Gather from the listing below each line that includes the word "JSON", and copy it.

_Exercise input_
------------------------------------

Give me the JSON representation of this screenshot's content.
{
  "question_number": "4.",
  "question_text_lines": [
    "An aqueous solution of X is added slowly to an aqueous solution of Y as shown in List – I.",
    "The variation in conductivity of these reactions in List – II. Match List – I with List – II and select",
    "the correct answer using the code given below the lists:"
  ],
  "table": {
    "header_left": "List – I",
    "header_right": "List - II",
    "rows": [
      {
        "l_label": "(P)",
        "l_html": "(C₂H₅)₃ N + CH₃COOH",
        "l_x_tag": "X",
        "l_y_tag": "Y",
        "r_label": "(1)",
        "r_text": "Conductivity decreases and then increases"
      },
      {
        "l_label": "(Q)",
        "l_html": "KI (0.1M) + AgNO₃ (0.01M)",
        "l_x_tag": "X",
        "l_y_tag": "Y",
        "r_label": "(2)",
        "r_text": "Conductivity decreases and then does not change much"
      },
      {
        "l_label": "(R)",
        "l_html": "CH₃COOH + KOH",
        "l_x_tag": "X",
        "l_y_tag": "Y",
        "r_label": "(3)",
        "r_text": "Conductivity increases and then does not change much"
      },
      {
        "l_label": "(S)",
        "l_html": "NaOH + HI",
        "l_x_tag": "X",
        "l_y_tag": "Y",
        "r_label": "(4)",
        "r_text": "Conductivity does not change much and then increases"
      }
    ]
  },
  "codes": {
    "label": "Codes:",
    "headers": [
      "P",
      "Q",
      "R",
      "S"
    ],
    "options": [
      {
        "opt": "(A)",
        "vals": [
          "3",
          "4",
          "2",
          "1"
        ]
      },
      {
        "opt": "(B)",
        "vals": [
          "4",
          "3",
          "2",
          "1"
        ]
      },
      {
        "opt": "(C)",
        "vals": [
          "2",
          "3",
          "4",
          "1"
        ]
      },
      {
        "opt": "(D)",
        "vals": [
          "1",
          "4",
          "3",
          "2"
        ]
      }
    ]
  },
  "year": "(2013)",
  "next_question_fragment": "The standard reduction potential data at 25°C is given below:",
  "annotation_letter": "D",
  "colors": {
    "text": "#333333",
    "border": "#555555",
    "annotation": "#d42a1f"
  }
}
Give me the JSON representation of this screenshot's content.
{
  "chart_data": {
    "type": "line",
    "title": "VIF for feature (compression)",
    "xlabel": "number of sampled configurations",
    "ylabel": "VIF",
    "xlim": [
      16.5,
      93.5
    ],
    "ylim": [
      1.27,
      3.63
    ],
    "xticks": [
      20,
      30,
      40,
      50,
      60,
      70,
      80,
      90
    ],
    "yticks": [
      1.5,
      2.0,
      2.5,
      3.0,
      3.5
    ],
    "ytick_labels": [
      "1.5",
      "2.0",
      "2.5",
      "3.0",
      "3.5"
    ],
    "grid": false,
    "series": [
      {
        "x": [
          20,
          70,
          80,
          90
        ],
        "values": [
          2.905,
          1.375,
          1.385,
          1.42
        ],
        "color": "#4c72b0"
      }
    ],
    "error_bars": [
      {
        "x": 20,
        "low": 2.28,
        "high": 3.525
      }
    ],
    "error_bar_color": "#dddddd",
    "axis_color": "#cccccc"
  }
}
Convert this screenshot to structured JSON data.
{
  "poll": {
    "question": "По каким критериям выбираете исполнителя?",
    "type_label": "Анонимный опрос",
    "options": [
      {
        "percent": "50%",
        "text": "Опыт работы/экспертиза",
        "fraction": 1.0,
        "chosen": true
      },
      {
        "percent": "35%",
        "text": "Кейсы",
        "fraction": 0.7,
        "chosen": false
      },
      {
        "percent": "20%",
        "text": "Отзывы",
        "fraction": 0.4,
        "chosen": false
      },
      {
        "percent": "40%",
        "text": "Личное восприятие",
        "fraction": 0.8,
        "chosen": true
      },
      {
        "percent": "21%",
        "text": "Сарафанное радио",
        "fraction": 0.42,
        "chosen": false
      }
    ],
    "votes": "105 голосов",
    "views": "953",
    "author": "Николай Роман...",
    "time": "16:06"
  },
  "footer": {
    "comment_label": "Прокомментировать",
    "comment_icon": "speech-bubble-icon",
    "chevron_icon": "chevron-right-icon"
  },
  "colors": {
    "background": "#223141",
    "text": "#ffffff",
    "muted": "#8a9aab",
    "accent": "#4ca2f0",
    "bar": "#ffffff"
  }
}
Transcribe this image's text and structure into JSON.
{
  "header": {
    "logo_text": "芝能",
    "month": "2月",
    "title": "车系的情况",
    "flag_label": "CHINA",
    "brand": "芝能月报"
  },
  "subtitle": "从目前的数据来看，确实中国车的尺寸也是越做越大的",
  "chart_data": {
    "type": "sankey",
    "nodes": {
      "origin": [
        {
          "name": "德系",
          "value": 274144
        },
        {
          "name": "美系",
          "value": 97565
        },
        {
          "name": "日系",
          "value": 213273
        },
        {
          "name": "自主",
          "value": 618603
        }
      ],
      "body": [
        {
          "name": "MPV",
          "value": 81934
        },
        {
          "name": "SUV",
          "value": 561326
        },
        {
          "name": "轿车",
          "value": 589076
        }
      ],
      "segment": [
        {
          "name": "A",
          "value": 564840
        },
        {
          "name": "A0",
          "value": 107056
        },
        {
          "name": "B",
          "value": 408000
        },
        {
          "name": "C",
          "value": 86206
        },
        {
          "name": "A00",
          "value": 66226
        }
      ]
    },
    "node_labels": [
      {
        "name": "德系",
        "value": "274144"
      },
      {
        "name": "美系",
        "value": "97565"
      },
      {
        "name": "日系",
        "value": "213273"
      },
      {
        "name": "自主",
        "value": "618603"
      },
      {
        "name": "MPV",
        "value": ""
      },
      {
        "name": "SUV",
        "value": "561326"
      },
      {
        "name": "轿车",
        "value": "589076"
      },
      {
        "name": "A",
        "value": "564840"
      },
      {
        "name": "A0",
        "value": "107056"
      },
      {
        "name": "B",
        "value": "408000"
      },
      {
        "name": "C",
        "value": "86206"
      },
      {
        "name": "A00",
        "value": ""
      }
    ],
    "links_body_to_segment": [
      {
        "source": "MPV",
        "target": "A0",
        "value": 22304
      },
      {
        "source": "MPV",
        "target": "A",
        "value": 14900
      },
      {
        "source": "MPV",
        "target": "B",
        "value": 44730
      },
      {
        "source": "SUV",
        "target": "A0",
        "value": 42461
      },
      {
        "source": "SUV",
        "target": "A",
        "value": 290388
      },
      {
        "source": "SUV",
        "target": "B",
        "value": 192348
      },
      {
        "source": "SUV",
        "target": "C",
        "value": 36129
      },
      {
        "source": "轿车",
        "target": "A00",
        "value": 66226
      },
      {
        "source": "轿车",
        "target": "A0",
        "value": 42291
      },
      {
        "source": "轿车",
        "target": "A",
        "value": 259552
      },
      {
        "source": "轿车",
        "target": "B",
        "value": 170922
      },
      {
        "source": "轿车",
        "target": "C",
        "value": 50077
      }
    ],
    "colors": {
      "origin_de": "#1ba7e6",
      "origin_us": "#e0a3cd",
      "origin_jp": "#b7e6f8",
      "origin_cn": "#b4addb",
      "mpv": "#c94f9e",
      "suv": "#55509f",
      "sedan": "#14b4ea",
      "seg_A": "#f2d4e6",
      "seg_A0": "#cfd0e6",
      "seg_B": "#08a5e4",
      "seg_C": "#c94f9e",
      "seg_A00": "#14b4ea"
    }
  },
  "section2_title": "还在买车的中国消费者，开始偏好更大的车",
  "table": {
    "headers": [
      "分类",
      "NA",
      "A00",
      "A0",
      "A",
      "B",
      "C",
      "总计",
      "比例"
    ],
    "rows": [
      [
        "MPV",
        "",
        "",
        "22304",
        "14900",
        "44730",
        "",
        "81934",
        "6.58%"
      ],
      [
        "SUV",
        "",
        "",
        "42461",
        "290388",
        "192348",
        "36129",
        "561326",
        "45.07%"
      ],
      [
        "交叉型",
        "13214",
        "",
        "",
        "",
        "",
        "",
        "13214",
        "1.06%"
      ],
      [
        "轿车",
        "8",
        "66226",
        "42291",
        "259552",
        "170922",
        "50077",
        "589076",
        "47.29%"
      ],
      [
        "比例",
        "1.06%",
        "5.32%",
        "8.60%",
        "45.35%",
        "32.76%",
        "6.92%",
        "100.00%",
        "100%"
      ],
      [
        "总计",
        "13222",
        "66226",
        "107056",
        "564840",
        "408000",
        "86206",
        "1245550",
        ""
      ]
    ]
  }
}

------------------------------------

_Finished exercise_
Give me the JSON representation of this screenshot's content.
Give me the JSON representation of this screenshot's content.
Convert this screenshot to structured JSON data.
Transcribe this image's text and structure into JSON.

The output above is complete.